(Data for processing):
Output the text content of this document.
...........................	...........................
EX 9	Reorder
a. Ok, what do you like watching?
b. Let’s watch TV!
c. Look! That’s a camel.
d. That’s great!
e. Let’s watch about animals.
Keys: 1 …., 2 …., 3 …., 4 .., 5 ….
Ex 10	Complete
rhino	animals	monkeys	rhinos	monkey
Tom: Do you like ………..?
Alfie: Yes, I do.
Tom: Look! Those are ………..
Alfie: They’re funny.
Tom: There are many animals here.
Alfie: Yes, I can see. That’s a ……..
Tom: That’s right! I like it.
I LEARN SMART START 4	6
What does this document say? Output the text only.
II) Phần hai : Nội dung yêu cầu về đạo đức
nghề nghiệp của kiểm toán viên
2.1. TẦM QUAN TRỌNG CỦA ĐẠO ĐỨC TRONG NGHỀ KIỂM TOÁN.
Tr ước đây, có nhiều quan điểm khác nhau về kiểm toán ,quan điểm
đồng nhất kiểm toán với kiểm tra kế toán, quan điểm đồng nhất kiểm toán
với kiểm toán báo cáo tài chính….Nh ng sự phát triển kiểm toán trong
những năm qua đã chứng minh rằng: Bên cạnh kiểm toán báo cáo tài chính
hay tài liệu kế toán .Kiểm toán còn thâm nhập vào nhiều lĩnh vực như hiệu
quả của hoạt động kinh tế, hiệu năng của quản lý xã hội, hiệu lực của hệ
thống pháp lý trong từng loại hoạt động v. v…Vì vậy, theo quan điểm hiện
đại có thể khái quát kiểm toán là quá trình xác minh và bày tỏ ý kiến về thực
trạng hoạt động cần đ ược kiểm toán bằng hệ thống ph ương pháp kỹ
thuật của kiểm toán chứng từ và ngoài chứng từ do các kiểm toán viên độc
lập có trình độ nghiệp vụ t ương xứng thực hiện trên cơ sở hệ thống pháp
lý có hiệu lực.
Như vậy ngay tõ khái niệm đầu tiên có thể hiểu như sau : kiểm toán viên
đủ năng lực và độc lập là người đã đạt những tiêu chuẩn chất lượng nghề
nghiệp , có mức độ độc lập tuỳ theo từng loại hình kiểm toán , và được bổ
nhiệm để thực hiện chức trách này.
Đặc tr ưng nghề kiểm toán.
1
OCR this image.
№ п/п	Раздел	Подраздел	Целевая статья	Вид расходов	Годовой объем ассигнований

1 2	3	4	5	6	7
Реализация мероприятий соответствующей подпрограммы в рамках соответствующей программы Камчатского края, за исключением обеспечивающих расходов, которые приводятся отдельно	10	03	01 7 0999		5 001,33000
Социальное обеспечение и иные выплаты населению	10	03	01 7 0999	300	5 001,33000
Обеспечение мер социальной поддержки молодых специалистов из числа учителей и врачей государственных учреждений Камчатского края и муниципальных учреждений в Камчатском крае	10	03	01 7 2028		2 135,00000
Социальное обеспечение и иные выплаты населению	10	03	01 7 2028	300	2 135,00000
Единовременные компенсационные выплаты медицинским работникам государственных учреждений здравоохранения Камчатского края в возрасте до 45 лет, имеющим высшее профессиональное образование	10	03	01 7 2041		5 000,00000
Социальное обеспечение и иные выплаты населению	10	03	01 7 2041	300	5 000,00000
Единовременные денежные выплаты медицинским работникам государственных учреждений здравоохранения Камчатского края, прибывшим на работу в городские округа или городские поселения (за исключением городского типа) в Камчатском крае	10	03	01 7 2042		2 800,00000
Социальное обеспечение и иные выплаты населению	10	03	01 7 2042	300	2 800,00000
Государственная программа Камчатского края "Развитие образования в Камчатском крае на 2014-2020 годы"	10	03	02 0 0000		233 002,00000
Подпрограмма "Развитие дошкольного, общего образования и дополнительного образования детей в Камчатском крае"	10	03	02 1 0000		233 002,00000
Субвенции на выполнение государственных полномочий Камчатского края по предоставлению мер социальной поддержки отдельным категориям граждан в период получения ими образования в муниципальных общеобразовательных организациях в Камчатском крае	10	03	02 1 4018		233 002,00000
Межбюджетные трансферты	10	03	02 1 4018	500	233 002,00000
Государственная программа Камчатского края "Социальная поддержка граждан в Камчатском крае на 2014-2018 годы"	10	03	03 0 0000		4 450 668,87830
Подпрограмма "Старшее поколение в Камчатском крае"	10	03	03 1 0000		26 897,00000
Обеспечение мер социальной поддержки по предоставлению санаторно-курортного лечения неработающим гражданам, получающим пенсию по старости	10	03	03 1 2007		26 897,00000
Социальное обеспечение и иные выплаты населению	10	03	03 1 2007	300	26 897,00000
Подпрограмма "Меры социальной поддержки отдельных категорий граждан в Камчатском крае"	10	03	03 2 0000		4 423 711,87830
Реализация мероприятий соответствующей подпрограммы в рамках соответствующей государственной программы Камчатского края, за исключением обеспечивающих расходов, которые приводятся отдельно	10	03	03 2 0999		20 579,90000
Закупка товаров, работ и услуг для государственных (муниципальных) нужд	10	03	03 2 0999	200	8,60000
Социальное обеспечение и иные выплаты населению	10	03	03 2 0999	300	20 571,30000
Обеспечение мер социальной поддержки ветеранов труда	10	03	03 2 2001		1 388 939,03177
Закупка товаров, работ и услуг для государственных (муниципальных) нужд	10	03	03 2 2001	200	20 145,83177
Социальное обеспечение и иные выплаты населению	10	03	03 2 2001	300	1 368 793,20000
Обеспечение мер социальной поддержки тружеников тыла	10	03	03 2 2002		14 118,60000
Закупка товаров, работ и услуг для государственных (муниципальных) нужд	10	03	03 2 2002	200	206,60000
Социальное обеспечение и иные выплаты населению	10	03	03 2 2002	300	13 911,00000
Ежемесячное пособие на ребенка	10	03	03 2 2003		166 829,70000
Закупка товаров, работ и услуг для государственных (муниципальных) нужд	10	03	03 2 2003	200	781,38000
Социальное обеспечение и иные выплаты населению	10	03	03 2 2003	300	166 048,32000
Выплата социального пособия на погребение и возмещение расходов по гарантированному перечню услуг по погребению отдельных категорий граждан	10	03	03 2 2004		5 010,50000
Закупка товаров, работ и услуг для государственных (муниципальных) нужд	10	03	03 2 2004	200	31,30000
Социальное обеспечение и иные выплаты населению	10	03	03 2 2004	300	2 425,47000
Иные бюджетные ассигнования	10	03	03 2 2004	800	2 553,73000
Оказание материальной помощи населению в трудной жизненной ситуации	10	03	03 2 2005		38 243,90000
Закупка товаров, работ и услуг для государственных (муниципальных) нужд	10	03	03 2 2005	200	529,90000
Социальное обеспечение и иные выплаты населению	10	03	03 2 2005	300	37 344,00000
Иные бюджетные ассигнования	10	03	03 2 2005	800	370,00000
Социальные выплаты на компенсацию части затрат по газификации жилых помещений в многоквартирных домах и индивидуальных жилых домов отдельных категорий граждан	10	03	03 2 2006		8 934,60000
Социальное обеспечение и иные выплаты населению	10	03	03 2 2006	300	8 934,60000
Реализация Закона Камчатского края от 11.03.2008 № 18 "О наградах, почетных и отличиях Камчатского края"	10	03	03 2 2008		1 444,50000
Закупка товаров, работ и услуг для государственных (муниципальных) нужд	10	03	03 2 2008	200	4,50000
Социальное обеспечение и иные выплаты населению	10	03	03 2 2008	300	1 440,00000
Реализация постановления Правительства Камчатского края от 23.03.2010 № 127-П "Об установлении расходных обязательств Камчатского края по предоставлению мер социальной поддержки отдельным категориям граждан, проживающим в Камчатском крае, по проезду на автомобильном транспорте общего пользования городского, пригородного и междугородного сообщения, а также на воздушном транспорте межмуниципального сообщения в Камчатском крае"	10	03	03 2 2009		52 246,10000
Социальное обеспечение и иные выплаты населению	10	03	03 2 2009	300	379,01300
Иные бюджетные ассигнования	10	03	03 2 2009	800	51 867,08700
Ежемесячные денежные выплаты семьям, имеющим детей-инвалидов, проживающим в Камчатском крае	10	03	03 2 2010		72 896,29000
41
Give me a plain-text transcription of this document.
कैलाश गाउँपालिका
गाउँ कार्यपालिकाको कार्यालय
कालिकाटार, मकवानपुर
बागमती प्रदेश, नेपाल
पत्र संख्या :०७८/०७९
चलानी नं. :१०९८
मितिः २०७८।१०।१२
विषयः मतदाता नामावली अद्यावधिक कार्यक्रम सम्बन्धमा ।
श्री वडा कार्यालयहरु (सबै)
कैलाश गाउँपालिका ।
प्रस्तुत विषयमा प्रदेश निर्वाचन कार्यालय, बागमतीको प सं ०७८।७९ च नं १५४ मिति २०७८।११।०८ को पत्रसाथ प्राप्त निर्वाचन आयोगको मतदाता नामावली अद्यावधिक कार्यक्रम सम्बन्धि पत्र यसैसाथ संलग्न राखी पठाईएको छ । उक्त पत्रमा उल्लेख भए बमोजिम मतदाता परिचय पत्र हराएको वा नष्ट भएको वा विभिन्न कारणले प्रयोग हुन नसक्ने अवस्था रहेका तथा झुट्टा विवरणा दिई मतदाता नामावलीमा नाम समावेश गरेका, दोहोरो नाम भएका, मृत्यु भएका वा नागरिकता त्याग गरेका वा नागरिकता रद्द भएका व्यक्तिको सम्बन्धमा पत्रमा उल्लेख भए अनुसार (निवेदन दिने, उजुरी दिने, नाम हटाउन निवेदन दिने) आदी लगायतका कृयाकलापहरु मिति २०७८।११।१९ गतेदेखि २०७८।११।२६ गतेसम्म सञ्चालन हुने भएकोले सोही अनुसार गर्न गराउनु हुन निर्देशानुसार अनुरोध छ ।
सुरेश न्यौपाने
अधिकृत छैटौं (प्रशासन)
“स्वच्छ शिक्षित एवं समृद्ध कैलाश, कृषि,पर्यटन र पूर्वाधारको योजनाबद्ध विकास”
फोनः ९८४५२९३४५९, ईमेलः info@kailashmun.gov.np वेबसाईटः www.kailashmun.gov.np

(Requirement): Please list every line of the records that contains "отдельных".

(Exercise answer):
Подпрограмма "Меры социальной поддержки отдельных категорий граждан в Камчатском крае"	10	03	03 2 0000		4 423 711,87830
Выплата социального пособия на погребение и возмещение расходов по гарантированному перечню услуг по погребению отдельных категорий граждан	10	03	03 2 2004		5 010,50000
Социальные выплаты на компенсацию части затрат по газификации жилых помещений в многоквартирных домах и индивидуальных жилых домов отдельных категорий граждан	10	03	03 2 2006		8 934,60000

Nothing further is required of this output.